Given task | Return, unchanged, the entries from the line with "company-name: DELTA ELECTRONICS, INC." to the line with "document-page: DELTA ELECTRONICS, INC.", including both of those lines.

** start **

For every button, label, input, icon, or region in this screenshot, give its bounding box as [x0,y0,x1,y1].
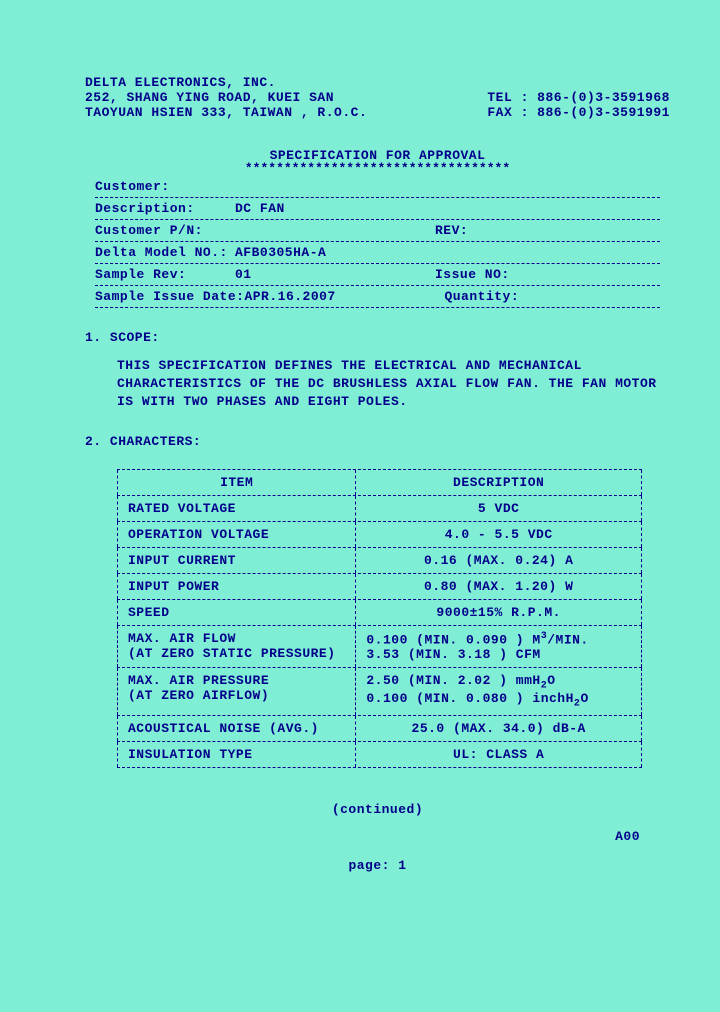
company-name: DELTA ELECTRONICS, INC. [85,75,367,90]
item-cell: OPERATION VOLTAGE [117,522,356,547]
scope-heading: 1. SCOPE: [85,330,670,345]
desc-cell: 0.100 (MIN. 0.090 ) M3/MIN. 3.53 (MIN. 3… [356,626,642,667]
sample-rev-label: Sample Rev: [95,267,235,282]
issue-date-value: APR.16.2007 [244,289,444,304]
field-description: Description: DC FAN [95,198,660,220]
tel: TEL : 886-(0)3-3591968 [487,90,670,105]
desc-cell: 5 VDC [356,496,642,521]
letterhead: DELTA ELECTRONICS, INC. 252, SHANG YING … [85,75,670,120]
table-row-airflow: MAX. AIR FLOW (AT ZERO STATIC PRESSURE) … [117,626,642,668]
document-page: DELTA ELECTRONICS, INC. 252, SHANG YING … [0,0,720,893]
airflow-desc-2: 3.53 (MIN. 3.18 ) CFM [366,647,631,662]
table-row: RATED VOLTAGE 5 VDC [117,496,642,522]
page-number: page: 1 [85,858,670,873]
airflow-label-2: (AT ZERO STATIC PRESSURE) [128,646,345,661]
field-issue-date: Sample Issue Date: APR.16.2007 Quantity: [95,286,660,308]
customer-pn-label: Customer P/N: [95,223,235,238]
address-line-2: TAOYUAN HSIEN 333, TAIWAN , R.O.C. [85,105,367,120]
scope-body: THIS SPECIFICATION DEFINES THE ELECTRICA… [117,357,670,412]
airflow-desc-1: 0.100 (MIN. 0.090 ) M3/MIN. [366,631,631,647]
desc-cell: 9000±15% R.P.M. [356,600,642,625]
airpress-desc-2: 0.100 (MIN. 0.080 ) inchH2O [366,691,631,710]
customer-label: Customer: [95,179,235,194]
characters-heading: 2. CHARACTERS: [85,434,670,449]
model-label: Delta Model NO.: [95,245,235,260]
item-cell: INSULATION TYPE [117,742,356,767]
model-value: AFB0305HA-A [235,245,326,260]
table-header-row: ITEM DESCRIPTION [117,469,642,496]
fax: FAX : 886-(0)3-3591991 [487,105,670,120]
item-cell: INPUT POWER [117,574,356,599]
contact-block: TEL : 886-(0)3-3591968 FAX : 886-(0)3-35… [487,75,670,120]
table-row: ACOUSTICAL NOISE (AVG.) 25.0 (MAX. 34.0)… [117,716,642,742]
continued-note: (continued) [85,802,670,817]
item-cell: RATED VOLTAGE [117,496,356,521]
desc-cell: UL: CLASS A [356,742,642,767]
customer-pn-value [235,223,435,238]
airpress-label-1: MAX. AIR PRESSURE [128,673,345,688]
description-label: Description: [95,201,235,216]
company-address: DELTA ELECTRONICS, INC. 252, SHANG YING … [85,75,367,120]
table-row-airpressure: MAX. AIR PRESSURE (AT ZERO AIRFLOW) 2.50… [117,668,642,716]
title-underline: ********************************** [85,161,670,176]
table-row: OPERATION VOLTAGE 4.0 - 5.5 VDC [117,522,642,548]
item-cell: MAX. AIR PRESSURE (AT ZERO AIRFLOW) [117,668,356,715]
field-customer-pn: Customer P/N: REV: [95,220,660,242]
issue-date-label: Sample Issue Date: [95,289,244,304]
revision-code: A00 [85,829,640,844]
airpress-label-2: (AT ZERO AIRFLOW) [128,688,345,703]
item-cell: ACOUSTICAL NOISE (AVG.) [117,716,356,741]
field-sample-rev: Sample Rev: 01 Issue NO: [95,264,660,286]
item-cell: INPUT CURRENT [117,548,356,573]
item-cell: SPEED [117,600,356,625]
table-row: INSULATION TYPE UL: CLASS A [117,742,642,768]
airpress-desc-1: 2.50 (MIN. 2.02 ) mmH2O [366,673,631,692]
description-value: DC FAN [235,201,285,216]
header-item: ITEM [117,470,356,495]
sample-rev-value: 01 [235,267,435,282]
rev-label: REV: [435,223,468,238]
desc-cell: 0.80 (MAX. 1.20) W [356,574,642,599]
table-row: INPUT CURRENT 0.16 (MAX. 0.24) A [117,548,642,574]
quantity-label: Quantity: [444,289,519,304]
address-line-1: 252, SHANG YING ROAD, KUEI SAN [85,90,367,105]
characteristics-table: ITEM DESCRIPTION RATED VOLTAGE 5 VDC OPE… [117,469,642,769]
field-model: Delta Model NO.: AFB0305HA-A [95,242,660,264]
header-description: DESCRIPTION [356,470,642,495]
desc-cell: 25.0 (MAX. 34.0) dB-A [356,716,642,741]
desc-cell: 2.50 (MIN. 2.02 ) mmH2O 0.100 (MIN. 0.08… [356,668,642,715]
issue-no-label: Issue NO: [435,267,510,282]
table-row: SPEED 9000±15% R.P.M. [117,600,642,626]
desc-cell: 4.0 - 5.5 VDC [356,522,642,547]
desc-cell: 0.16 (MAX. 0.24) A [356,548,642,573]
table-row: INPUT POWER 0.80 (MAX. 1.20) W [117,574,642,600]
item-cell: MAX. AIR FLOW (AT ZERO STATIC PRESSURE) [117,626,356,667]
field-customer: Customer: [95,176,660,198]
approval-fields: Customer: Description: DC FAN Customer P… [95,176,660,308]
airflow-label-1: MAX. AIR FLOW [128,631,345,646]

** end **

Solved exercise |
company-name: DELTA ELECTRONICS, INC. [85,75,367,90]
item-cell: OPERATION VOLTAGE [117,522,356,547]
scope-heading: 1. SCOPE: [85,330,670,345]
desc-cell: 0.100 (MIN. 0.090 ) M3/MIN. 3.53 (MIN. 3… [356,626,642,667]
sample-rev-label: Sample Rev: [95,267,235,282]
issue-date-value: APR.16.2007 [244,289,444,304]
field-description: Description: DC FAN [95,198,660,220]
tel: TEL : 886-(0)3-3591968 [487,90,670,105]
desc-cell: 5 VDC [356,496,642,521]
letterhead: DELTA ELECTRONICS, INC. 252, SHANG YING … [85,75,670,120]
table-row-airflow: MAX. AIR FLOW (AT ZERO STATIC PRESSURE) … [117,626,642,668]
document-page: DELTA ELECTRONICS, INC. 252, SHANG YING … [0,0,720,893]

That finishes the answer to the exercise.